§ STATED GOAL:
Scan the lines below for the string "color" and copy every one that has it.
--- Begin ---
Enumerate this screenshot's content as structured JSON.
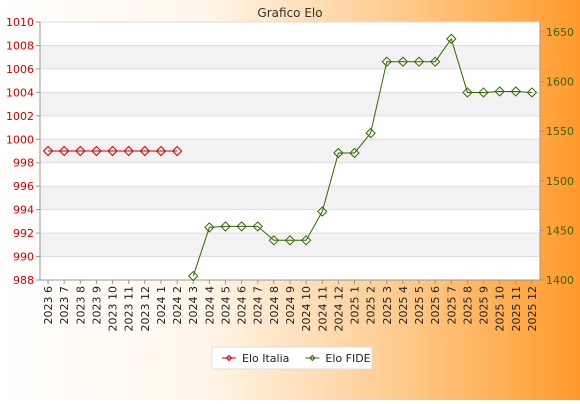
{
  "chart_data": {
    "type": "line",
    "title": "Grafico Elo",
    "categories": [
      "2023 6",
      "2023 7",
      "2023 8",
      "2023 9",
      "2023 10",
      "2023 11",
      "2023 12",
      "2024 1",
      "2024 2",
      "2024 3",
      "2024 4",
      "2024 5",
      "2024 6",
      "2024 7",
      "2024 8",
      "2024 9",
      "2024 10",
      "2024 11",
      "2024 12",
      "2025 1",
      "2025 2",
      "2025 3",
      "2025 4",
      "2025 5",
      "2025 6",
      "2025 7",
      "2025 8",
      "2025 9",
      "2025 10",
      "2025 11",
      "2025 12"
    ],
    "y_left": {
      "ylim": [
        988,
        1010
      ],
      "ticks": [
        988,
        990,
        992,
        994,
        996,
        998,
        1000,
        1002,
        1004,
        1006,
        1008,
        1010
      ],
      "color": "#cc0000"
    },
    "y_right": {
      "ylim": [
        1400,
        1660
      ],
      "ticks": [
        1400,
        1450,
        1500,
        1550,
        1600,
        1650
      ],
      "color": "#336600"
    },
    "grid": true,
    "legend_position": "bottom",
    "series": [
      {
        "name": "Elo Italia",
        "axis": "left",
        "color": "#cc0000",
        "values": [
          999,
          999,
          999,
          999,
          999,
          999,
          999,
          999,
          999,
          null,
          null,
          null,
          null,
          null,
          null,
          null,
          null,
          null,
          null,
          null,
          null,
          null,
          null,
          null,
          null,
          null,
          null,
          null,
          null,
          null,
          null
        ]
      },
      {
        "name": "Elo FIDE",
        "axis": "right",
        "color": "#336600",
        "values": [
          null,
          null,
          null,
          null,
          null,
          null,
          null,
          null,
          null,
          1404,
          1453,
          1454,
          1454,
          1454,
          1440,
          1440,
          1440,
          1469,
          1528,
          1528,
          1548,
          1620,
          1620,
          1620,
          1620,
          1643,
          1589,
          1589,
          1590,
          1590,
          1589
        ]
      }
    ]
  }
}
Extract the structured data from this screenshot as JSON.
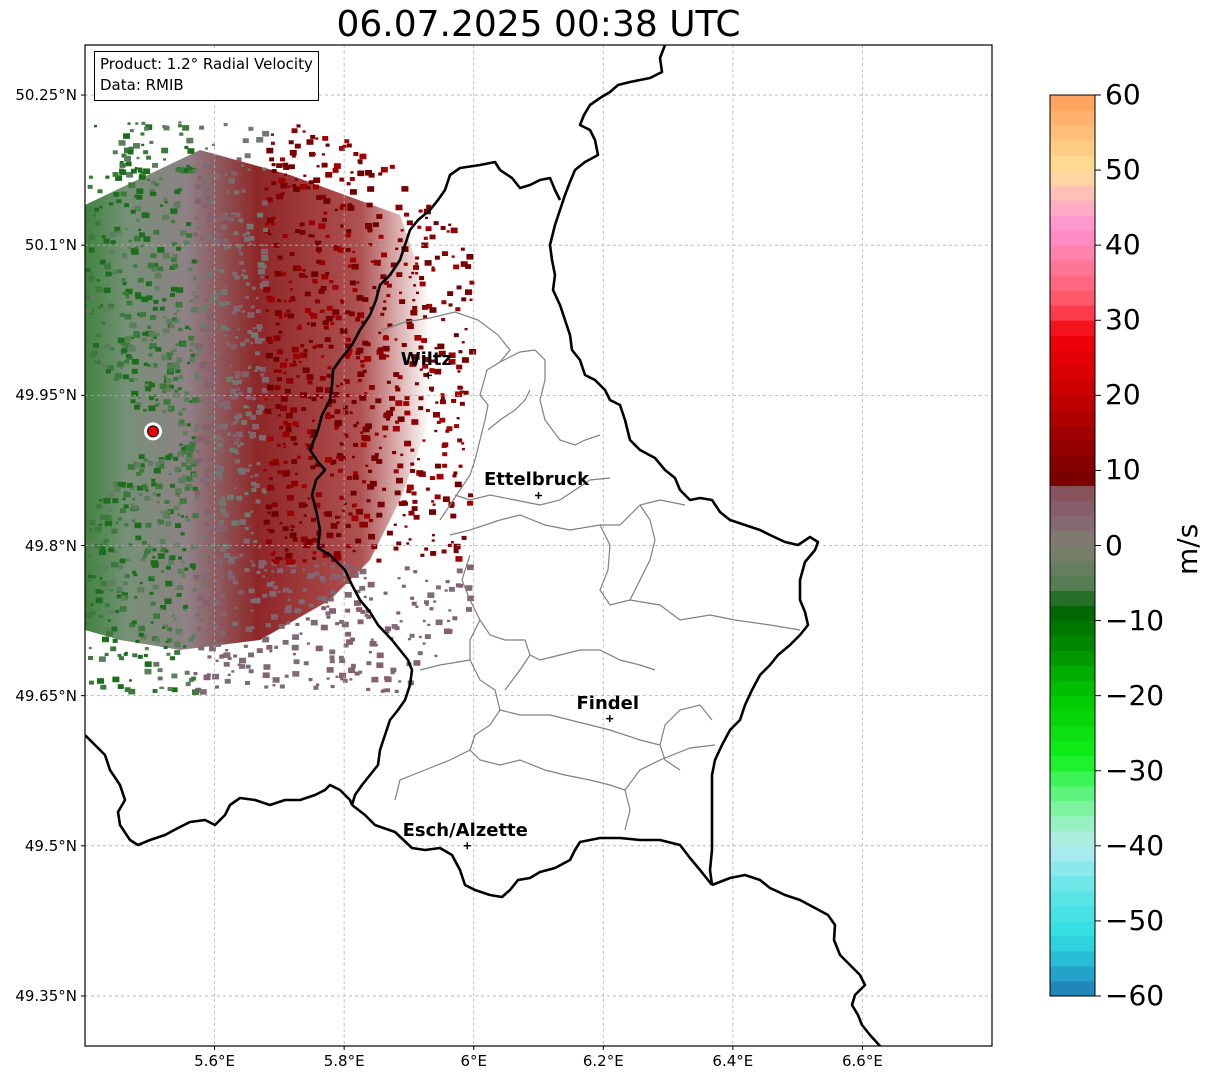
--- End ---
§ WORKED SOLUTION:
      "color": "#cc0000"
      "color": "#336600"
        "color": "#cc0000",
        "color": "#336600",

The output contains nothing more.